- REQUIRED WORK
Carry none of the pictures over; write out the complete data exactly.

- PROVIDED RECORDS

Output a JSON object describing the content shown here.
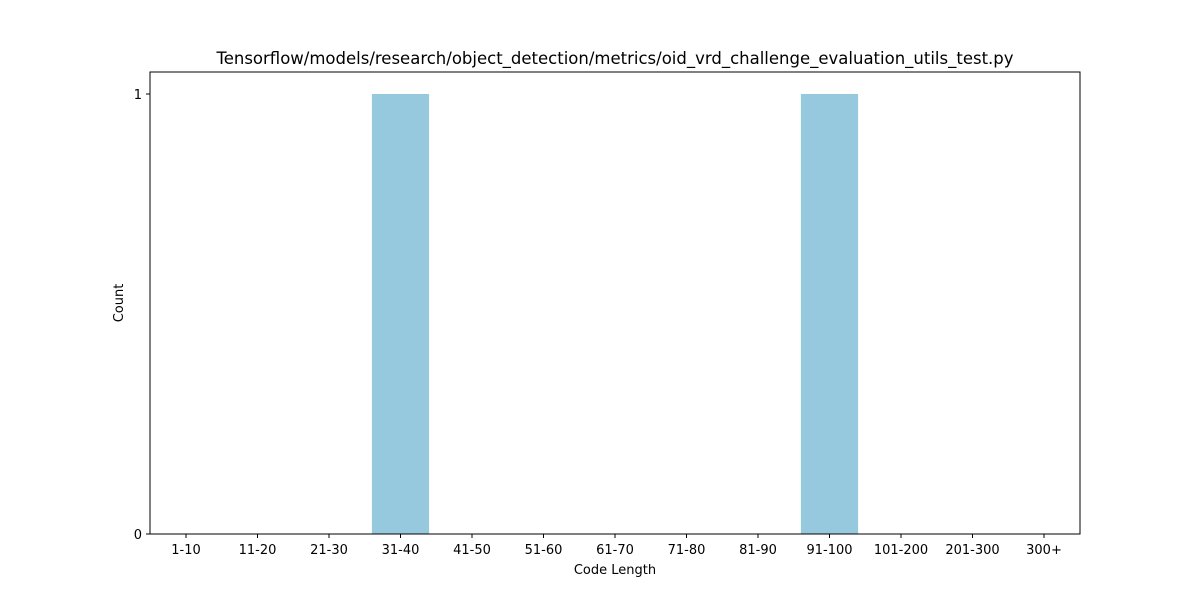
{
  "chart_data": {
    "type": "bar",
    "title": "Tensorflow/models/research/object_detection/metrics/oid_vrd_challenge_evaluation_utils_test.py",
    "xlabel": "Code Length",
    "ylabel": "Count",
    "categories": [
      "1-10",
      "11-20",
      "21-30",
      "31-40",
      "41-50",
      "51-60",
      "61-70",
      "71-80",
      "81-90",
      "91-100",
      "101-200",
      "201-300",
      "300+"
    ],
    "values": [
      0,
      0,
      0,
      1,
      0,
      0,
      0,
      0,
      0,
      1,
      0,
      0,
      0
    ],
    "yticks": [
      0,
      1
    ],
    "ylim": [
      0,
      1.05
    ],
    "grid": false,
    "legend": "none",
    "bar_color": "#96c9de"
  }
}
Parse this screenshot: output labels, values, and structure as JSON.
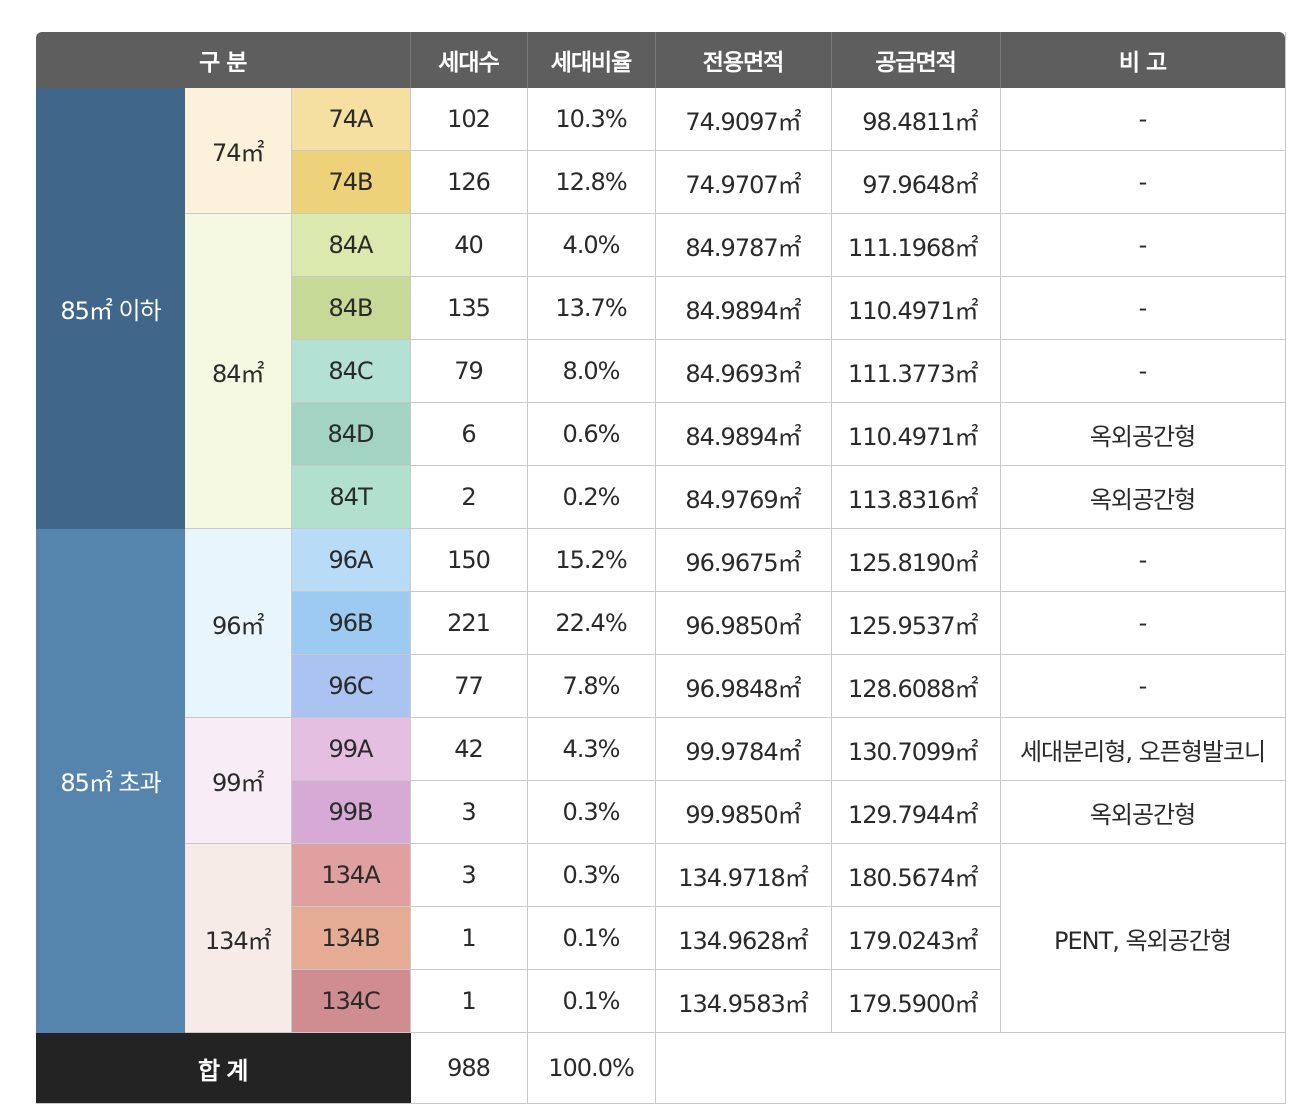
{
  "table": {
    "headers": {
      "category": "구 분",
      "households": "세대수",
      "ratio": "세대비율",
      "exclusive_area": "전용면적",
      "supply_area": "공급면적",
      "remarks": "비 고"
    },
    "groups": [
      {
        "label": "85㎡ 이하",
        "color": "#406689"
      },
      {
        "label": "85㎡ 초과",
        "color": "#5585ad"
      }
    ],
    "sizes": [
      {
        "label": "74㎡",
        "color": "#fbf2d9"
      },
      {
        "label": "84㎡",
        "color": "#f5f9e2"
      },
      {
        "label": "96㎡",
        "color": "#e9f5fd"
      },
      {
        "label": "99㎡",
        "color": "#f8edf7"
      },
      {
        "label": "134㎡",
        "color": "#f7ebe7"
      }
    ],
    "rows": [
      {
        "type": "74A",
        "type_color": "#f5e0a2",
        "households": "102",
        "ratio": "10.3%",
        "exclusive": "74.9097㎡",
        "supply": "98.4811㎡",
        "remark": "-"
      },
      {
        "type": "74B",
        "type_color": "#edd27a",
        "households": "126",
        "ratio": "12.8%",
        "exclusive": "74.9707㎡",
        "supply": "97.9648㎡",
        "remark": "-"
      },
      {
        "type": "84A",
        "type_color": "#dbe9af",
        "households": "40",
        "ratio": "4.0%",
        "exclusive": "84.9787㎡",
        "supply": "111.1968㎡",
        "remark": "-"
      },
      {
        "type": "84B",
        "type_color": "#c7d997",
        "households": "135",
        "ratio": "13.7%",
        "exclusive": "84.9894㎡",
        "supply": "110.4971㎡",
        "remark": "-"
      },
      {
        "type": "84C",
        "type_color": "#b3e1d3",
        "households": "79",
        "ratio": "8.0%",
        "exclusive": "84.9693㎡",
        "supply": "111.3773㎡",
        "remark": "-"
      },
      {
        "type": "84D",
        "type_color": "#a2d3c3",
        "households": "6",
        "ratio": "0.6%",
        "exclusive": "84.9894㎡",
        "supply": "110.4971㎡",
        "remark": "옥외공간형"
      },
      {
        "type": "84T",
        "type_color": "#b2e0cf",
        "households": "2",
        "ratio": "0.2%",
        "exclusive": "84.9769㎡",
        "supply": "113.8316㎡",
        "remark": "옥외공간형"
      },
      {
        "type": "96A",
        "type_color": "#b8dcf8",
        "households": "150",
        "ratio": "15.2%",
        "exclusive": "96.9675㎡",
        "supply": "125.8190㎡",
        "remark": "-"
      },
      {
        "type": "96B",
        "type_color": "#9ccaf0",
        "households": "221",
        "ratio": "22.4%",
        "exclusive": "96.9850㎡",
        "supply": "125.9537㎡",
        "remark": "-"
      },
      {
        "type": "96C",
        "type_color": "#aac3f0",
        "households": "77",
        "ratio": "7.8%",
        "exclusive": "96.9848㎡",
        "supply": "128.6088㎡",
        "remark": "-"
      },
      {
        "type": "99A",
        "type_color": "#e5bfe2",
        "households": "42",
        "ratio": "4.3%",
        "exclusive": "99.9784㎡",
        "supply": "130.7099㎡",
        "remark": "세대분리형, 오픈형발코니"
      },
      {
        "type": "99B",
        "type_color": "#d7aad5",
        "households": "3",
        "ratio": "0.3%",
        "exclusive": "99.9850㎡",
        "supply": "129.7944㎡",
        "remark": "옥외공간형"
      },
      {
        "type": "134A",
        "type_color": "#dfa09f",
        "households": "3",
        "ratio": "0.3%",
        "exclusive": "134.9718㎡",
        "supply": "180.5674㎡",
        "remark": "PENT, 옥외공간형"
      },
      {
        "type": "134B",
        "type_color": "#e5ab94",
        "households": "1",
        "ratio": "0.1%",
        "exclusive": "134.9628㎡",
        "supply": "179.0243㎡",
        "remark": ""
      },
      {
        "type": "134C",
        "type_color": "#cf8d91",
        "households": "1",
        "ratio": "0.1%",
        "exclusive": "134.9583㎡",
        "supply": "179.5900㎡",
        "remark": ""
      }
    ],
    "total": {
      "label": "합 계",
      "households": "988",
      "ratio": "100.0%"
    }
  }
}
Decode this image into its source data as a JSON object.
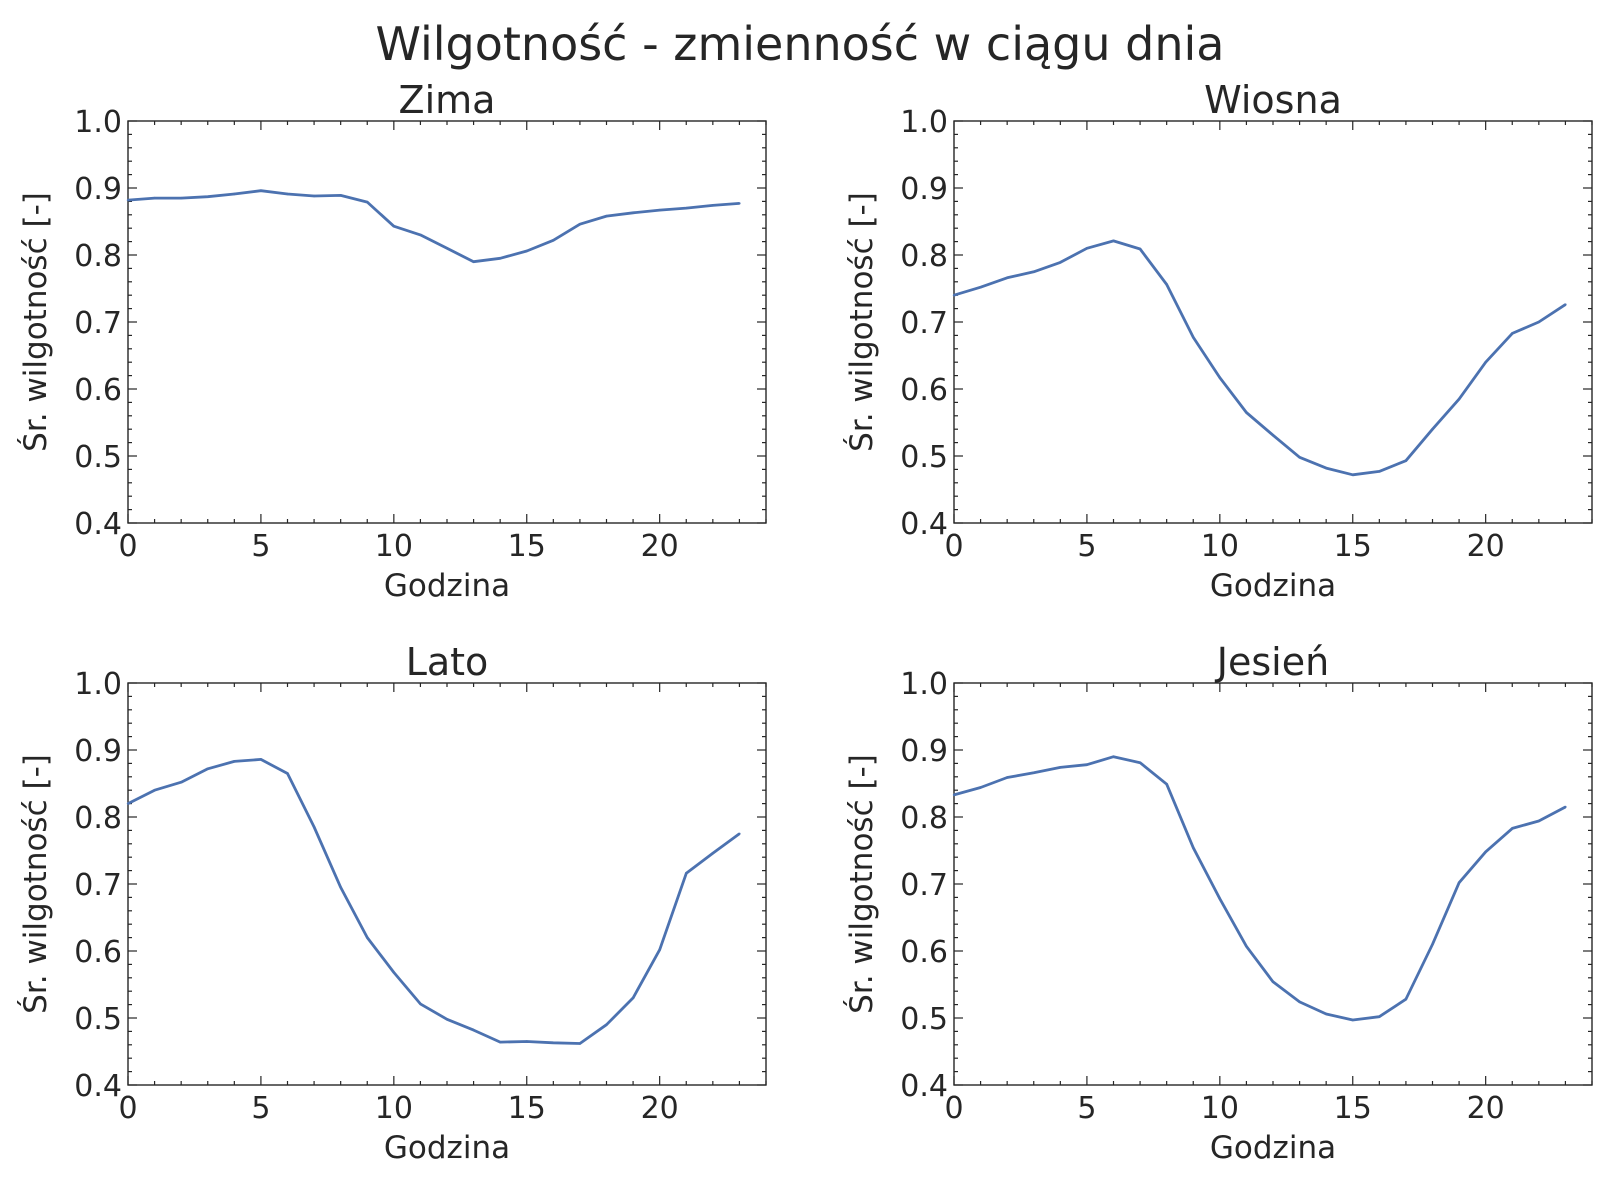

- FINISHED ANSWER
Output a JSON object describing the content shown here.
{
  "chart_data": {
    "type": "bar",
    "title": "Tensorflow/models/research/object_detection/metrics/oid_vrd_challenge_evaluation_utils_test.py",
    "xlabel": "Code Length",
    "ylabel": "Count",
    "categories": [
      "1-10",
      "11-20",
      "21-30",
      "31-40",
      "41-50",
      "51-60",
      "61-70",
      "71-80",
      "81-90",
      "91-100",
      "101-200",
      "201-300",
      "300+"
    ],
    "values": [
      0,
      0,
      0,
      1,
      0,
      0,
      0,
      0,
      0,
      1,
      0,
      0,
      0
    ],
    "yticks": [
      0,
      1
    ],
    "ylim": [
      0,
      1.05
    ],
    "grid": false,
    "legend": "none",
    "bar_color": "#96c9de"
  }
}
Parse this screenshot: output labels, values, and structure as JSON.
{
  "table": {
    "headers": {
      "category": "구 분",
      "households": "세대수",
      "ratio": "세대비율",
      "exclusive_area": "전용면적",
      "supply_area": "공급면적",
      "remarks": "비 고"
    },
    "groups": [
      {
        "label": "85㎡ 이하",
        "color": "#406689"
      },
      {
        "label": "85㎡ 초과",
        "color": "#5585ad"
      }
    ],
    "sizes": [
      {
        "label": "74㎡",
        "color": "#fbf2d9"
      },
      {
        "label": "84㎡",
        "color": "#f5f9e2"
      },
      {
        "label": "96㎡",
        "color": "#e9f5fd"
      },
      {
        "label": "99㎡",
        "color": "#f8edf7"
      },
      {
        "label": "134㎡",
        "color": "#f7ebe7"
      }
    ],
    "rows": [
      {
        "type": "74A",
        "type_color": "#f5e0a2",
        "households": "102",
        "ratio": "10.3%",
        "exclusive": "74.9097㎡",
        "supply": "98.4811㎡",
        "remark": "-"
      },
      {
        "type": "74B",
        "type_color": "#edd27a",
        "households": "126",
        "ratio": "12.8%",
        "exclusive": "74.9707㎡",
        "supply": "97.9648㎡",
        "remark": "-"
      },
      {
        "type": "84A",
        "type_color": "#dbe9af",
        "households": "40",
        "ratio": "4.0%",
        "exclusive": "84.9787㎡",
        "supply": "111.1968㎡",
        "remark": "-"
      },
      {
        "type": "84B",
        "type_color": "#c7d997",
        "households": "135",
        "ratio": "13.7%",
        "exclusive": "84.9894㎡",
        "supply": "110.4971㎡",
        "remark": "-"
      },
      {
        "type": "84C",
        "type_color": "#b3e1d3",
        "households": "79",
        "ratio": "8.0%",
        "exclusive": "84.9693㎡",
        "supply": "111.3773㎡",
        "remark": "-"
      },
      {
        "type": "84D",
        "type_color": "#a2d3c3",
        "households": "6",
        "ratio": "0.6%",
        "exclusive": "84.9894㎡",
        "supply": "110.4971㎡",
        "remark": "옥외공간형"
      },
      {
        "type": "84T",
        "type_color": "#b2e0cf",
        "households": "2",
        "ratio": "0.2%",
        "exclusive": "84.9769㎡",
        "supply": "113.8316㎡",
        "remark": "옥외공간형"
      },
      {
        "type": "96A",
        "type_color": "#b8dcf8",
        "households": "150",
        "ratio": "15.2%",
        "exclusive": "96.9675㎡",
        "supply": "125.8190㎡",
        "remark": "-"
      },
      {
        "type": "96B",
        "type_color": "#9ccaf0",
        "households": "221",
        "ratio": "22.4%",
        "exclusive": "96.9850㎡",
        "supply": "125.9537㎡",
        "remark": "-"
      },
      {
        "type": "96C",
        "type_color": "#aac3f0",
        "households": "77",
        "ratio": "7.8%",
        "exclusive": "96.9848㎡",
        "supply": "128.6088㎡",
        "remark": "-"
      },
      {
        "type": "99A",
        "type_color": "#e5bfe2",
        "households": "42",
        "ratio": "4.3%",
        "exclusive": "99.9784㎡",
        "supply": "130.7099㎡",
        "remark": "세대분리형, 오픈형발코니"
      },
      {
        "type": "99B",
        "type_color": "#d7aad5",
        "households": "3",
        "ratio": "0.3%",
        "exclusive": "99.9850㎡",
        "supply": "129.7944㎡",
        "remark": "옥외공간형"
      },
      {
        "type": "134A",
        "type_color": "#dfa09f",
        "households": "3",
        "ratio": "0.3%",
        "exclusive": "134.9718㎡",
        "supply": "180.5674㎡",
        "remark": "PENT, 옥외공간형"
      },
      {
        "type": "134B",
        "type_color": "#e5ab94",
        "households": "1",
        "ratio": "0.1%",
        "exclusive": "134.9628㎡",
        "supply": "179.0243㎡",
        "remark": ""
      },
      {
        "type": "134C",
        "type_color": "#cf8d91",
        "households": "1",
        "ratio": "0.1%",
        "exclusive": "134.9583㎡",
        "supply": "179.5900㎡",
        "remark": ""
      }
    ],
    "total": {
      "label": "합 계",
      "households": "988",
      "ratio": "100.0%"
    }
  }
}
Decode this image into its source data as a JSON object.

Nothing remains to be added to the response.